::: Stored data :::
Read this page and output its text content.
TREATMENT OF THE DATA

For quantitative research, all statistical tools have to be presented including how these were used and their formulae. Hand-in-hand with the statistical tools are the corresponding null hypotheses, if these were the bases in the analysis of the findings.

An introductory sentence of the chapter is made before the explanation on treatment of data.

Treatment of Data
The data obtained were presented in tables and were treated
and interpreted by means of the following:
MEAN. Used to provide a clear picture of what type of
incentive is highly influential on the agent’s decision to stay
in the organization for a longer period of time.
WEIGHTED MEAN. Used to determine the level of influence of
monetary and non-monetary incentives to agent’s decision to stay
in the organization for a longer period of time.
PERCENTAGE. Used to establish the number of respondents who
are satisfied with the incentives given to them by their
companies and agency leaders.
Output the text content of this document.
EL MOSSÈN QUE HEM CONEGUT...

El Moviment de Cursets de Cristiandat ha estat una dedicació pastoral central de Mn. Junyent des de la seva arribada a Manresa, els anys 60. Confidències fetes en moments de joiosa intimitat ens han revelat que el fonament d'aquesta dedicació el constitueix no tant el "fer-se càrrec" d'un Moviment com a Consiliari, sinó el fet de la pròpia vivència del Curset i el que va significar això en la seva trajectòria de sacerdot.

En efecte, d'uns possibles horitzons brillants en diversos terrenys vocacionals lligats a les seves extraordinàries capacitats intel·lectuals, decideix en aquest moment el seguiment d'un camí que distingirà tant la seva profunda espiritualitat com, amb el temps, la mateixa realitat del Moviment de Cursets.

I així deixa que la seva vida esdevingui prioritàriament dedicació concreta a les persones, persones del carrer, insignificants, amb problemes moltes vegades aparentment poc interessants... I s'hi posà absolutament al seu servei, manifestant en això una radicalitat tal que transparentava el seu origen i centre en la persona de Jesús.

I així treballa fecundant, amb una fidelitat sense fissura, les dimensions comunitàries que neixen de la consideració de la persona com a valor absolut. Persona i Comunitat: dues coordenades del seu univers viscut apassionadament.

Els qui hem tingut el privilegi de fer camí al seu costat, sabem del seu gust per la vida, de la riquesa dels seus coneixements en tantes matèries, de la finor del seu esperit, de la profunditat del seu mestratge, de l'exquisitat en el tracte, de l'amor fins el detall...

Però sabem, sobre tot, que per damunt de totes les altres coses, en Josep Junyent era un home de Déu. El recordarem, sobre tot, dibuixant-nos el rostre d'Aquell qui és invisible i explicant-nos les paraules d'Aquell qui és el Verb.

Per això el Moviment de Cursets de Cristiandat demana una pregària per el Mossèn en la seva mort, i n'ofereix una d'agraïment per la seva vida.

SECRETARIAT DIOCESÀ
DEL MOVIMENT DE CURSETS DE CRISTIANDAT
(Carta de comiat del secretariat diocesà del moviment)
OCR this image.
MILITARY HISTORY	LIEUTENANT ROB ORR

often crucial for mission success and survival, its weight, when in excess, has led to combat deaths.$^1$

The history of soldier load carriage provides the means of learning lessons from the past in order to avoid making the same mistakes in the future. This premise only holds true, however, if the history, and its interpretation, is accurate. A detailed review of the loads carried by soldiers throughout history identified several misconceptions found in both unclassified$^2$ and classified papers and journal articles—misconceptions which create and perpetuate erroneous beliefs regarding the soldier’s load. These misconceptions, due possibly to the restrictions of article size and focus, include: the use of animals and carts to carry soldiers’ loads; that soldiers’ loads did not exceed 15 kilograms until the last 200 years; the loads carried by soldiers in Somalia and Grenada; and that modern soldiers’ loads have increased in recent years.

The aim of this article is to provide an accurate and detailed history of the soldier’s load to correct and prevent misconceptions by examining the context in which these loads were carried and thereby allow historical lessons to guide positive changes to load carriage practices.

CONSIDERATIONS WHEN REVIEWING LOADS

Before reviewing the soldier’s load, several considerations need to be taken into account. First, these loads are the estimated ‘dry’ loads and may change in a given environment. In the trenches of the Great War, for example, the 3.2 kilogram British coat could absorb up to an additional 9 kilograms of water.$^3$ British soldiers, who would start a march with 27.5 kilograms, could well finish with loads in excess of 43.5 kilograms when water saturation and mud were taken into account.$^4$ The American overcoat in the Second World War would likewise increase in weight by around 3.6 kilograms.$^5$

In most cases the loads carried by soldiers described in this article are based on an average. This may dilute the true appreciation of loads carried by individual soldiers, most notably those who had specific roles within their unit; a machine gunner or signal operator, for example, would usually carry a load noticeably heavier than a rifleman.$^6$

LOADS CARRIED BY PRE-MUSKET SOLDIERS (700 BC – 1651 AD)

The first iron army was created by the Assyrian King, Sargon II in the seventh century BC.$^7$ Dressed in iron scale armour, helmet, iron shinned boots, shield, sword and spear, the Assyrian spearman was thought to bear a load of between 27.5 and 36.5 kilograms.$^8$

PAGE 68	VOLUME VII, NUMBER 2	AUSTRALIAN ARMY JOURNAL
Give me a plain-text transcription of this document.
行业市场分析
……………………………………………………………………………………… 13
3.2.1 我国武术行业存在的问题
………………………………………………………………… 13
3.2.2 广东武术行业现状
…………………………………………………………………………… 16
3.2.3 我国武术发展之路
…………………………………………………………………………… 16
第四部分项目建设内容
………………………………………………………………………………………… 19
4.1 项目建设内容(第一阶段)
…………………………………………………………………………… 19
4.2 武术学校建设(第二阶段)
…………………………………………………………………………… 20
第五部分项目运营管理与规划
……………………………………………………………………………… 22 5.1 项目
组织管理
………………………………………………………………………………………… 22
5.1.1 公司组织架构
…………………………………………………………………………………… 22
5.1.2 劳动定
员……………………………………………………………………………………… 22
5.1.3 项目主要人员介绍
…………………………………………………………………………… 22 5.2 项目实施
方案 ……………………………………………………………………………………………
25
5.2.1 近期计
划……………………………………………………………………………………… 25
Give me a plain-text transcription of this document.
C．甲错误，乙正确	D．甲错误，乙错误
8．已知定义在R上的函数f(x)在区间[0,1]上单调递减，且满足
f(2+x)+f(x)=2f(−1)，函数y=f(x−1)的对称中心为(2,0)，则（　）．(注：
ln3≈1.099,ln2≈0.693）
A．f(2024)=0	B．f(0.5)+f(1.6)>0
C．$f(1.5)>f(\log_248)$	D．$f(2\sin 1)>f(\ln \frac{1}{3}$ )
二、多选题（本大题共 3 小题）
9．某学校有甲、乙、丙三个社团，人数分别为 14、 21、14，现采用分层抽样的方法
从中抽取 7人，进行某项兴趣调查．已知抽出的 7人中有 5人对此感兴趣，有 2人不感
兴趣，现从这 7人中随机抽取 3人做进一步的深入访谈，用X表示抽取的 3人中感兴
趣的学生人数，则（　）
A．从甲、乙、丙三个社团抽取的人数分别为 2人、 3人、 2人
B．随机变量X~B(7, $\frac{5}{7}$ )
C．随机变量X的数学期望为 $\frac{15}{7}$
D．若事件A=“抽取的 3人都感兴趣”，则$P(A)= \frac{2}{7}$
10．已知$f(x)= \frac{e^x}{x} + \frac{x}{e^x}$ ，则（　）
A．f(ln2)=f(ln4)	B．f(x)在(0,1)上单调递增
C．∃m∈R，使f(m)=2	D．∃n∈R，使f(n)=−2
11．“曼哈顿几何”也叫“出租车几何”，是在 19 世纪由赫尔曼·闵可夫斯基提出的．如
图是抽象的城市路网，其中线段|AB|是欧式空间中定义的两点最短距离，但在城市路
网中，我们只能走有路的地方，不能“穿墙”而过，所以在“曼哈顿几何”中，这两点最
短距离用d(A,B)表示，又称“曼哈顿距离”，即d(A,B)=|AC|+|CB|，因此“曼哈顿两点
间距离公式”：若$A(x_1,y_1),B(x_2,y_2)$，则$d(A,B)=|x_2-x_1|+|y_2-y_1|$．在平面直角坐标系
:::
Each line of the material should be echoed exactly.

Read this page and output its text content.
TREATMENT OF THE DATA

For quantitative research, all statistical tools have to be presented including how these were used and their formulae. Hand-in-hand with the statistical tools are the corresponding null hypotheses, if these were the bases in the analysis of the findings.

An introductory sentence of the chapter is made before the explanation on treatment of data.

Treatment of Data
The data obtained were presented in tables and were treated
and interpreted by means of the following:
MEAN. Used to provide a clear picture of what type of
incentive is highly influential on the agent’s decision to stay
in the organization for a longer period of time.
WEIGHTED MEAN. Used to determine the level of influence of
monetary and non-monetary incentives to agent’s decision to stay
in the organization for a longer period of time.
PERCENTAGE. Used to establish the number of respondents who
are satisfied with the incentives given to them by their
companies and agency leaders.
Output the text content of this document.
EL MOSSÈN QUE HEM CONEGUT...

El Moviment de Cursets de Cristiandat ha estat una dedicació pastoral central de Mn. Junyent des de la seva arribada a Manresa, els anys 60. Confidències fetes en moments de joiosa intimitat ens han revelat que el fonament d'aquesta dedicació el constitueix no tant el "fer-se càrrec" d'un Moviment com a Consiliari, sinó el fet de la pròpia vivència del Curset i el que va significar això en la seva trajectòria de sacerdot.

En efecte, d'uns possibles horitzons brillants en diversos terrenys vocacionals lligats a les seves extraordinàries capacitats intel·lectuals, decideix en aquest moment el seguiment d'un camí que distingirà tant la seva profunda espiritualitat com, amb el temps, la mateixa realitat del Moviment de Cursets.

I així deixa que la seva vida esdevingui prioritàriament dedicació concreta a les persones, persones del carrer, insignificants, amb problemes moltes vegades aparentment poc interessants... I s'hi posà absolutament al seu servei, manifestant en això una radicalitat tal que transparentava el seu origen i centre en la persona de Jesús.

I així treballa fecundant, amb una fidelitat sense fissura, les dimensions comunitàries que neixen de la consideració de la persona com a valor absolut. Persona i Comunitat: dues coordenades del seu univers viscut apassionadament.

Els qui hem tingut el privilegi de fer camí al seu costat, sabem del seu gust per la vida, de la riquesa dels seus coneixements en tantes matèries, de la finor del seu esperit, de la profunditat del seu mestratge, de l'exquisitat en el tracte, de l'amor fins el detall...

Però sabem, sobre tot, que per damunt de totes les altres coses, en Josep Junyent era un home de Déu. El recordarem, sobre tot, dibuixant-nos el rostre d'Aquell qui és invisible i explicant-nos les paraules d'Aquell qui és el Verb.

Per això el Moviment de Cursets de Cristiandat demana una pregària per el Mossèn en la seva mort, i n'ofereix una d'agraïment per la seva vida.

SECRETARIAT DIOCESÀ
DEL MOVIMENT DE CURSETS DE CRISTIANDAT
(Carta de comiat del secretariat diocesà del moviment)
OCR this image.
MILITARY HISTORY	LIEUTENANT ROB ORR

often crucial for mission success and survival, its weight, when in excess, has led to combat deaths.$^1$

The history of soldier load carriage provides the means of learning lessons from the past in order to avoid making the same mistakes in the future. This premise only holds true, however, if the history, and its interpretation, is accurate. A detailed review of the loads carried by soldiers throughout history identified several misconceptions found in both unclassified$^2$ and classified papers and journal articles—misconceptions which create and perpetuate erroneous beliefs regarding the soldier’s load. These misconceptions, due possibly to the restrictions of article size and focus, include: the use of animals and carts to carry soldiers’ loads; that soldiers’ loads did not exceed 15 kilograms until the last 200 years; the loads carried by soldiers in Somalia and Grenada; and that modern soldiers’ loads have increased in recent years.

The aim of this article is to provide an accurate and detailed history of the soldier’s load to correct and prevent misconceptions by examining the context in which these loads were carried and thereby allow historical lessons to guide positive changes to load carriage practices.

CONSIDERATIONS WHEN REVIEWING LOADS

Before reviewing the soldier’s load, several considerations need to be taken into account. First, these loads are the estimated ‘dry’ loads and may change in a given environment. In the trenches of the Great War, for example, the 3.2 kilogram British coat could absorb up to an additional 9 kilograms of water.$^3$ British soldiers, who would start a march with 27.5 kilograms, could well finish with loads in excess of 43.5 kilograms when water saturation and mud were taken into account.$^4$ The American overcoat in the Second World War would likewise increase in weight by around 3.6 kilograms.$^5$

In most cases the loads carried by soldiers described in this article are based on an average. This may dilute the true appreciation of loads carried by individual soldiers, most notably those who had specific roles within their unit; a machine gunner or signal operator, for example, would usually carry a load noticeably heavier than a rifleman.$^6$

LOADS CARRIED BY PRE-MUSKET SOLDIERS (700 BC – 1651 AD)

The first iron army was created by the Assyrian King, Sargon II in the seventh century BC.$^7$ Dressed in iron scale armour, helmet, iron shinned boots, shield, sword and spear, the Assyrian spearman was thought to bear a load of between 27.5 and 36.5 kilograms.$^8$

PAGE 68	VOLUME VII, NUMBER 2	AUSTRALIAN ARMY JOURNAL
Give me a plain-text transcription of this document.
行业市场分析
……………………………………………………………………………………… 13
3.2.1 我国武术行业存在的问题
………………………………………………………………… 13
3.2.2 广东武术行业现状
…………………………………………………………………………… 16
3.2.3 我国武术发展之路
…………………………………………………………………………… 16
第四部分项目建设内容
………………………………………………………………………………………… 19
4.1 项目建设内容(第一阶段)
…………………………………………………………………………… 19
4.2 武术学校建设(第二阶段)
…………………………………………………………………………… 20
第五部分项目运营管理与规划
……………………………………………………………………………… 22 5.1 项目
组织管理
………………………………………………………………………………………… 22
5.1.1 公司组织架构
…………………………………………………………………………………… 22
5.1.2 劳动定
员……………………………………………………………………………………… 22
5.1.3 项目主要人员介绍
…………………………………………………………………………… 22 5.2 项目实施
方案 ……………………………………………………………………………………………
25
5.2.1 近期计
划……………………………………………………………………………………… 25
Give me a plain-text transcription of this document.
C．甲错误，乙正确	D．甲错误，乙错误
8．已知定义在R上的函数f(x)在区间[0,1]上单调递减，且满足
f(2+x)+f(x)=2f(−1)，函数y=f(x−1)的对称中心为(2,0)，则（　）．(注：
ln3≈1.099,ln2≈0.693）
A．f(2024)=0	B．f(0.5)+f(1.6)>0
C．$f(1.5)>f(\log_248)$	D．$f(2\sin 1)>f(\ln \frac{1}{3}$ )
二、多选题（本大题共 3 小题）
9．某学校有甲、乙、丙三个社团，人数分别为 14、 21、14，现采用分层抽样的方法
从中抽取 7人，进行某项兴趣调查．已知抽出的 7人中有 5人对此感兴趣，有 2人不感
兴趣，现从这 7人中随机抽取 3人做进一步的深入访谈，用X表示抽取的 3人中感兴
趣的学生人数，则（　）
A．从甲、乙、丙三个社团抽取的人数分别为 2人、 3人、 2人
B．随机变量X~B(7, $\frac{5}{7}$ )
C．随机变量X的数学期望为 $\frac{15}{7}$
D．若事件A=“抽取的 3人都感兴趣”，则$P(A)= \frac{2}{7}$
10．已知$f(x)= \frac{e^x}{x} + \frac{x}{e^x}$ ，则（　）
A．f(ln2)=f(ln4)	B．f(x)在(0,1)上单调递增
C．∃m∈R，使f(m)=2	D．∃n∈R，使f(n)=−2
11．“曼哈顿几何”也叫“出租车几何”，是在 19 世纪由赫尔曼·闵可夫斯基提出的．如
图是抽象的城市路网，其中线段|AB|是欧式空间中定义的两点最短距离，但在城市路
网中，我们只能走有路的地方，不能“穿墙”而过，所以在“曼哈顿几何”中，这两点最
短距离用d(A,B)表示，又称“曼哈顿距离”，即d(A,B)=|AC|+|CB|，因此“曼哈顿两点
间距离公式”：若$A(x_1,y_1),B(x_2,y_2)$，则$d(A,B)=|x_2-x_1|+|y_2-y_1|$．在平面直角坐标系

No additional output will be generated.